--- Begin ---

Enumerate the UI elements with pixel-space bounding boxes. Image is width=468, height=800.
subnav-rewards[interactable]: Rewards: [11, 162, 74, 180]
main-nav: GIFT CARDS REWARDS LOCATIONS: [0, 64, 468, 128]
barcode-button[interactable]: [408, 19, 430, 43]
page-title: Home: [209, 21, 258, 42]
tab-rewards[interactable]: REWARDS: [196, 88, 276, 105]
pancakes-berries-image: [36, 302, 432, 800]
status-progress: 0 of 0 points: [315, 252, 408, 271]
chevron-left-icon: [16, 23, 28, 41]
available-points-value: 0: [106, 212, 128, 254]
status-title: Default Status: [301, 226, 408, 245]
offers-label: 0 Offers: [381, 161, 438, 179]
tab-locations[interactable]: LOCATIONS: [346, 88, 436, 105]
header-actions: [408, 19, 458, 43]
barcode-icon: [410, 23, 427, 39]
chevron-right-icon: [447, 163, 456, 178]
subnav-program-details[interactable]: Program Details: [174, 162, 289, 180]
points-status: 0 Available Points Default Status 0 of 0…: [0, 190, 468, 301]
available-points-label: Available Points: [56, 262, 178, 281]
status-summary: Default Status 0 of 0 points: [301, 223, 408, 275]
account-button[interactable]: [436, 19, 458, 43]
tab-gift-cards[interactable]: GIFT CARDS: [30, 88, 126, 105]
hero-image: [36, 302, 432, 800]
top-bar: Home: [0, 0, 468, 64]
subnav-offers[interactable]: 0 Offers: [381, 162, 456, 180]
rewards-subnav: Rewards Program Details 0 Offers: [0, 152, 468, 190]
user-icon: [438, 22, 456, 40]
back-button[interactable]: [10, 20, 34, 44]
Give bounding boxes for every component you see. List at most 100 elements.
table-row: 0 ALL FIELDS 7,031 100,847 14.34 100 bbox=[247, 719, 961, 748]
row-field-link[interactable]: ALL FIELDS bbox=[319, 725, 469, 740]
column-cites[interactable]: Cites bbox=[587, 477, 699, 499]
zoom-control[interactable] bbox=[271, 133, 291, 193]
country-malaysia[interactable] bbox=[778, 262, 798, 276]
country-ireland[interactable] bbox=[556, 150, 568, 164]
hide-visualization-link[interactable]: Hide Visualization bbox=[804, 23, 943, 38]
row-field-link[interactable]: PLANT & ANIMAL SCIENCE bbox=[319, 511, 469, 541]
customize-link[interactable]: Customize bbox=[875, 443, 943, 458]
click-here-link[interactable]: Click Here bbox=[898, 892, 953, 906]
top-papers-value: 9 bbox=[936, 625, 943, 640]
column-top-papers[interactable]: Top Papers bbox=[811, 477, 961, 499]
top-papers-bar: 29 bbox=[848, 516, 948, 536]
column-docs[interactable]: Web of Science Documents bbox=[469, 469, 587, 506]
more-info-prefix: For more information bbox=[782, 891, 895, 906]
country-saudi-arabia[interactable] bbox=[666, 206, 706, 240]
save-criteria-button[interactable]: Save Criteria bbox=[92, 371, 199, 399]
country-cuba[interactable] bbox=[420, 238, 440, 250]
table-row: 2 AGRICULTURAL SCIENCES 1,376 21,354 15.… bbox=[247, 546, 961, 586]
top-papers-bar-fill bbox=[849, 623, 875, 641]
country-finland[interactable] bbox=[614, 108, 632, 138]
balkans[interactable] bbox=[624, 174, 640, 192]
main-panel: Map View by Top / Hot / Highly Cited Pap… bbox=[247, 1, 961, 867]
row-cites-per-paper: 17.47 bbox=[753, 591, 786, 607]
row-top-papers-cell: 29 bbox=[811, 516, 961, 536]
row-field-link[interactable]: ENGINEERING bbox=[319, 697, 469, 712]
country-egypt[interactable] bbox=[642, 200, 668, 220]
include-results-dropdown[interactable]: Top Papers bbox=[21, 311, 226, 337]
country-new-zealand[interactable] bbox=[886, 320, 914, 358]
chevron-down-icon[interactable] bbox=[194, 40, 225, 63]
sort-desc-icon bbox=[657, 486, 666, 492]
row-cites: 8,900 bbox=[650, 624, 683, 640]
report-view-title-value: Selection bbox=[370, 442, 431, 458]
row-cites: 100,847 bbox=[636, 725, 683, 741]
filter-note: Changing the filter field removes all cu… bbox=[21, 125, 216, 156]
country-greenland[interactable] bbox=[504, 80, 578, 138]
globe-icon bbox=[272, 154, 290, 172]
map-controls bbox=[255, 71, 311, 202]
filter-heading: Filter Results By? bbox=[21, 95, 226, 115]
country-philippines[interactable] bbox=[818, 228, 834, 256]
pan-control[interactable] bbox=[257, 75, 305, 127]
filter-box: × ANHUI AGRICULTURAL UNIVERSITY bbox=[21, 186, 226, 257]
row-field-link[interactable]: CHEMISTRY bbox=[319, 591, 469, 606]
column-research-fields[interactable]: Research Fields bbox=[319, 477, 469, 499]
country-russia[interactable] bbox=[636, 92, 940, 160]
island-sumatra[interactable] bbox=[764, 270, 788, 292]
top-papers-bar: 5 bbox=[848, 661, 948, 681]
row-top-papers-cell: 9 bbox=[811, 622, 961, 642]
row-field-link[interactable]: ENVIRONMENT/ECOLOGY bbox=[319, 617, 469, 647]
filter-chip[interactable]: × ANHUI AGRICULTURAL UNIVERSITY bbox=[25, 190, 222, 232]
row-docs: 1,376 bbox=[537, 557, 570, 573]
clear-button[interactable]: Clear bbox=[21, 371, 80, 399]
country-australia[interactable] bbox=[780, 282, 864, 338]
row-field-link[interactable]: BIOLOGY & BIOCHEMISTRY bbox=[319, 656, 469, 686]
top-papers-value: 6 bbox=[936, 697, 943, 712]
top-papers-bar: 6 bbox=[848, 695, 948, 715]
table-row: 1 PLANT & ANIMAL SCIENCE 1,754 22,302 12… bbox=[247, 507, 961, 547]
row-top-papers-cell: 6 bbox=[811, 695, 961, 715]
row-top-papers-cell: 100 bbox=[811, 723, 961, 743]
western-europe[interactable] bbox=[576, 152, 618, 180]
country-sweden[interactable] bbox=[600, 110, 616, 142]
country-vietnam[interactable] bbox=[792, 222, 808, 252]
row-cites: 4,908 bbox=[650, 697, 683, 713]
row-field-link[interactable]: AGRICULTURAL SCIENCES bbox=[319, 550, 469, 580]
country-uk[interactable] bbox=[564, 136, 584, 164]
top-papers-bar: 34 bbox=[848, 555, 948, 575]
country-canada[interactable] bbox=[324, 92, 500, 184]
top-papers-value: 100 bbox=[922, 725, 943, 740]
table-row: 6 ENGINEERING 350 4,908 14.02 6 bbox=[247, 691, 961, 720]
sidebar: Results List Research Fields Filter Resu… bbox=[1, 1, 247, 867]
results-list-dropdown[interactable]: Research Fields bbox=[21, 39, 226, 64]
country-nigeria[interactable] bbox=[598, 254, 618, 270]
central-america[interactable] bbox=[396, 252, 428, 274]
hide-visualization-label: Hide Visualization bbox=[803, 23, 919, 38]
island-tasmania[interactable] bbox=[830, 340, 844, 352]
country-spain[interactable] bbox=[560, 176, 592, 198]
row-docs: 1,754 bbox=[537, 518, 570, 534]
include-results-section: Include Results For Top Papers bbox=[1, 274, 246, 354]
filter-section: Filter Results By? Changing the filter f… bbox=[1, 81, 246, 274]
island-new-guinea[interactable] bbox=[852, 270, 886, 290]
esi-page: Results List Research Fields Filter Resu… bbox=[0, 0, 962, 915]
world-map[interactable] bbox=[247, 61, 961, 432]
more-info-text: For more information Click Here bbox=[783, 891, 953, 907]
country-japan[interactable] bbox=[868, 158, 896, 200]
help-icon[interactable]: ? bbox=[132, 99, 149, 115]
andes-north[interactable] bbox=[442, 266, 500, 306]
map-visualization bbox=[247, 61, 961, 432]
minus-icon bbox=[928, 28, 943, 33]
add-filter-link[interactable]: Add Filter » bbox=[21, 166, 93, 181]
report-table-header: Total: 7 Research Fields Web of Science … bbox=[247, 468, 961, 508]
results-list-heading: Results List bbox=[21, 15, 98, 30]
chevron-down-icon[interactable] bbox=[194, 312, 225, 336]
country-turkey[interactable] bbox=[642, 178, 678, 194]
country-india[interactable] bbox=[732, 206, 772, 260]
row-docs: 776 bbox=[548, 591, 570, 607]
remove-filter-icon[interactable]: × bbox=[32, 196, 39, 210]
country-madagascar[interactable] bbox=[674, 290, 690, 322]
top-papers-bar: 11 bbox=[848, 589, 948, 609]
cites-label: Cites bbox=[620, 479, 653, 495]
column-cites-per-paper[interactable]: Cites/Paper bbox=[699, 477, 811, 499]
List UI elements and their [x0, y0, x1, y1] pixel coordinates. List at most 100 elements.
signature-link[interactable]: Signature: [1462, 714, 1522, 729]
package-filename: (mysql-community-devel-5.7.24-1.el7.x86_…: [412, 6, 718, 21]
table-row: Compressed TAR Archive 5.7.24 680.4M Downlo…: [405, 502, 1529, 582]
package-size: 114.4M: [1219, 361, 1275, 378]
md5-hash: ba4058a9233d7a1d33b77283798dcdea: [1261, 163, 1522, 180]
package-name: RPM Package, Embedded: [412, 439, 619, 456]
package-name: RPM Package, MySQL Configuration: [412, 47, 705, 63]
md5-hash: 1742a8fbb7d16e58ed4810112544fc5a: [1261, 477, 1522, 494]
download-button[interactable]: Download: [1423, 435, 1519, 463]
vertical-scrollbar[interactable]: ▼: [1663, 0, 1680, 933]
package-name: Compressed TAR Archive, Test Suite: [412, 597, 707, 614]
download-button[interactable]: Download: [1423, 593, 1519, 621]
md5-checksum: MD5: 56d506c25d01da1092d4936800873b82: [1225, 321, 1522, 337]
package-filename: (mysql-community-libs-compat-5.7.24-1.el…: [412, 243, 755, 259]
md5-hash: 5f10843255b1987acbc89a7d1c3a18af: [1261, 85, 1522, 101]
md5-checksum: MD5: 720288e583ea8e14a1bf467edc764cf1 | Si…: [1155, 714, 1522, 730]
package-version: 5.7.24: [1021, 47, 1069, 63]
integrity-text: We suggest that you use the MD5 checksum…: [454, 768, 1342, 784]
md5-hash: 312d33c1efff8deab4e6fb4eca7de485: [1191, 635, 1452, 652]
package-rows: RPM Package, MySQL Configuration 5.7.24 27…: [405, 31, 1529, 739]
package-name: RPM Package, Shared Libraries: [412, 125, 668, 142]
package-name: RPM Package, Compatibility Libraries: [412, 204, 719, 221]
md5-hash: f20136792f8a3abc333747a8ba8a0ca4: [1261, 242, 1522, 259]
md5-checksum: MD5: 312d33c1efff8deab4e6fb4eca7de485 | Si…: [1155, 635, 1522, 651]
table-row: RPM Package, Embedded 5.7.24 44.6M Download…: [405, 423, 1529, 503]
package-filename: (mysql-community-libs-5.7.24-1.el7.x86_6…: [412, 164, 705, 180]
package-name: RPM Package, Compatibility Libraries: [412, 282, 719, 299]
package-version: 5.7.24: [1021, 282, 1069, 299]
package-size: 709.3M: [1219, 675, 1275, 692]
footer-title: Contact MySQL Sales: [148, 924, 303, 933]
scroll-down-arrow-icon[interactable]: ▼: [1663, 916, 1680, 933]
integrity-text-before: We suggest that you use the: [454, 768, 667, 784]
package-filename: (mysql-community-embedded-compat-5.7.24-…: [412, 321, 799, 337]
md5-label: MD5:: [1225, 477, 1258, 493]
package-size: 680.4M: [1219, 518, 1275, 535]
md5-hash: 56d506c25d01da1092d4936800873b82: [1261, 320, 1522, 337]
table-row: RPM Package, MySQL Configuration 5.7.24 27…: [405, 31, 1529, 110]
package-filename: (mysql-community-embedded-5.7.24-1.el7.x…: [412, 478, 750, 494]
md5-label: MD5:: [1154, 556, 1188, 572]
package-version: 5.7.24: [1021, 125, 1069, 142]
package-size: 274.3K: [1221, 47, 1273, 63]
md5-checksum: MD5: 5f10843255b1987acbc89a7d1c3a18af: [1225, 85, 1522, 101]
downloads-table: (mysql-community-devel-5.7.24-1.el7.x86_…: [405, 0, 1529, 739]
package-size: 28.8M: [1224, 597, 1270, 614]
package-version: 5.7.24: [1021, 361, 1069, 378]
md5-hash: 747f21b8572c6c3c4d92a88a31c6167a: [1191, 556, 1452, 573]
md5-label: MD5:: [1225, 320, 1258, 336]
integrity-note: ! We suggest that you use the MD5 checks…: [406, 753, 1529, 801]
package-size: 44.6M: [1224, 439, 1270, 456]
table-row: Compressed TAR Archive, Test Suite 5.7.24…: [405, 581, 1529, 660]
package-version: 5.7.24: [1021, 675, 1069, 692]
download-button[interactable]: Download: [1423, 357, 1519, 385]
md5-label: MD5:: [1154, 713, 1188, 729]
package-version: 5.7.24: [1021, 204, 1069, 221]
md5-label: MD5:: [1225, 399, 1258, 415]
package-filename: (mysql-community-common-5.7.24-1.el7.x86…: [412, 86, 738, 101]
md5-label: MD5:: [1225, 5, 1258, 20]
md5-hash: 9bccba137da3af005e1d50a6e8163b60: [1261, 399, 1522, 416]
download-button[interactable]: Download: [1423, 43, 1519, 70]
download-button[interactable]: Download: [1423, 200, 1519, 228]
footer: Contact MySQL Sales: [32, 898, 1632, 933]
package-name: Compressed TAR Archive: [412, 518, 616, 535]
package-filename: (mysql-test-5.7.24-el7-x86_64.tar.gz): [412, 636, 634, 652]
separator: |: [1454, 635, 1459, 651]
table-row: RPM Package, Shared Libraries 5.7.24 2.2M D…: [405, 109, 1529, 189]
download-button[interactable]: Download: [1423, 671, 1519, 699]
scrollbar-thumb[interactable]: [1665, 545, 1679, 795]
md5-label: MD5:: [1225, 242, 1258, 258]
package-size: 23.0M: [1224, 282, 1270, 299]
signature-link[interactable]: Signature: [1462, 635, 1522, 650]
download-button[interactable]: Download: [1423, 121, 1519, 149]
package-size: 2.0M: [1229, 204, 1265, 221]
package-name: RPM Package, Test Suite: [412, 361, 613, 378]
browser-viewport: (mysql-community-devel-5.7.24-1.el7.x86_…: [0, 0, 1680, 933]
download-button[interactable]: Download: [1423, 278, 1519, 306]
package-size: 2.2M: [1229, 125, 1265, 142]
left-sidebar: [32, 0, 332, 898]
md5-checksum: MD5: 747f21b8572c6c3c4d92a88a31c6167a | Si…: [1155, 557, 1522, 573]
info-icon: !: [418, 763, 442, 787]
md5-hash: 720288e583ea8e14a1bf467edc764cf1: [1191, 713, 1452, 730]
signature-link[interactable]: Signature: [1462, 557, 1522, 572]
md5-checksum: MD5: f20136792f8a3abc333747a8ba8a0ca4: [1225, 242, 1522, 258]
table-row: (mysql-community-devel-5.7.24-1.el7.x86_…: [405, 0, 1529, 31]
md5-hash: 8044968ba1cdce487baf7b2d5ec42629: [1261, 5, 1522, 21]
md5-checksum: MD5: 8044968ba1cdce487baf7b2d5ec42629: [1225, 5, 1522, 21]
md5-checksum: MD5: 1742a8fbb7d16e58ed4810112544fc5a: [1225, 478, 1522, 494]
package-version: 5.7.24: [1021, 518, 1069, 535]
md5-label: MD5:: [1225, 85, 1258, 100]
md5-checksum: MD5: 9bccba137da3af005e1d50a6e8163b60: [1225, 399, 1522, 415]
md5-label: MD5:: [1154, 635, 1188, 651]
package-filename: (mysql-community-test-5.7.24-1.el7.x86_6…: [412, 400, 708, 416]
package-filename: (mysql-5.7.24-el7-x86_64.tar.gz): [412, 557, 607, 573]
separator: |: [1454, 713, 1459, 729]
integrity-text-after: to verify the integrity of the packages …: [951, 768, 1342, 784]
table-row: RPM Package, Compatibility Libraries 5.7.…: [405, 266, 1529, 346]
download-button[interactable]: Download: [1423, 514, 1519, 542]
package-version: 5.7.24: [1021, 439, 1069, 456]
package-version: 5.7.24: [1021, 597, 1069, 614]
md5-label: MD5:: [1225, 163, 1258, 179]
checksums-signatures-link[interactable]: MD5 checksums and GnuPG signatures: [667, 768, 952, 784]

--- End ---

_Exercise aim_
Reproduce the material verbatim from its first line through the line containing "subnav-offers[interactable]: 0 Offers: [381, 162, 456, 180]", including that line.

_Exercise output_
Enumerate the UI elements with pixel-space bounding boxes. Image is width=468, height=800.
subnav-rewards[interactable]: Rewards: [11, 162, 74, 180]
main-nav: GIFT CARDS REWARDS LOCATIONS: [0, 64, 468, 128]
barcode-button[interactable]: [408, 19, 430, 43]
page-title: Home: [209, 21, 258, 42]
tab-rewards[interactable]: REWARDS: [196, 88, 276, 105]
pancakes-berries-image: [36, 302, 432, 800]
status-progress: 0 of 0 points: [315, 252, 408, 271]
chevron-left-icon: [16, 23, 28, 41]
available-points-value: 0: [106, 212, 128, 254]
status-title: Default Status: [301, 226, 408, 245]
offers-label: 0 Offers: [381, 161, 438, 179]
tab-locations[interactable]: LOCATIONS: [346, 88, 436, 105]
header-actions: [408, 19, 458, 43]
barcode-icon: [410, 23, 427, 39]
chevron-right-icon: [447, 163, 456, 178]
subnav-program-details[interactable]: Program Details: [174, 162, 289, 180]
points-status: 0 Available Points Default Status 0 of 0…: [0, 190, 468, 301]
available-points-label: Available Points: [56, 262, 178, 281]
status-summary: Default Status 0 of 0 points: [301, 223, 408, 275]
account-button[interactable]: [436, 19, 458, 43]
tab-gift-cards[interactable]: GIFT CARDS: [30, 88, 126, 105]
hero-image: [36, 302, 432, 800]
top-bar: Home: [0, 0, 468, 64]
subnav-offers[interactable]: 0 Offers: [381, 162, 456, 180]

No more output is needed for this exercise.